-- start Material provided --
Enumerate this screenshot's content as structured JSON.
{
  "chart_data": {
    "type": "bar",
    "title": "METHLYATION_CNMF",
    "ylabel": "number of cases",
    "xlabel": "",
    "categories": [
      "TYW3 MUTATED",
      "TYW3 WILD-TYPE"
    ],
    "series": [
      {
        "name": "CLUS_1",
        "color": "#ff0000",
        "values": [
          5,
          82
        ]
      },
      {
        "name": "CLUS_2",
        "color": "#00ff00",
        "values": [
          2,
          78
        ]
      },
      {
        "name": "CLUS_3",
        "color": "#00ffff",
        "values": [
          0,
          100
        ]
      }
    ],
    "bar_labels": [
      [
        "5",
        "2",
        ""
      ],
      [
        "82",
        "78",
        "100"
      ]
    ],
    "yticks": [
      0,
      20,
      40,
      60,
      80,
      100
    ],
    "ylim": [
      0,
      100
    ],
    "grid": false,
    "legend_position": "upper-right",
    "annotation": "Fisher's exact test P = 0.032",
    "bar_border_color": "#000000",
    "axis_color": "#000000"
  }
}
-- end Material provided --
## [What this task involves]
Copy out every entry again, exactly as it was given.

## [Final answer]
Enumerate this screenshot's content as structured JSON.
{
  "chart_data": {
    "type": "bar",
    "title": "METHLYATION_CNMF",
    "ylabel": "number of cases",
    "xlabel": "",
    "categories": [
      "TYW3 MUTATED",
      "TYW3 WILD-TYPE"
    ],
    "series": [
      {
        "name": "CLUS_1",
        "color": "#ff0000",
        "values": [
          5,
          82
        ]
      },
      {
        "name": "CLUS_2",
        "color": "#00ff00",
        "values": [
          2,
          78
        ]
      },
      {
        "name": "CLUS_3",
        "color": "#00ffff",
        "values": [
          0,
          100
        ]
      }
    ],
    "bar_labels": [
      [
        "5",
        "2",
        ""
      ],
      [
        "82",
        "78",
        "100"
      ]
    ],
    "yticks": [
      0,
      20,
      40,
      60,
      80,
      100
    ],
    "ylim": [
      0,
      100
    ],
    "grid": false,
    "legend_position": "upper-right",
    "annotation": "Fisher's exact test P = 0.032",
    "bar_border_color": "#000000",
    "axis_color": "#000000"
  }
}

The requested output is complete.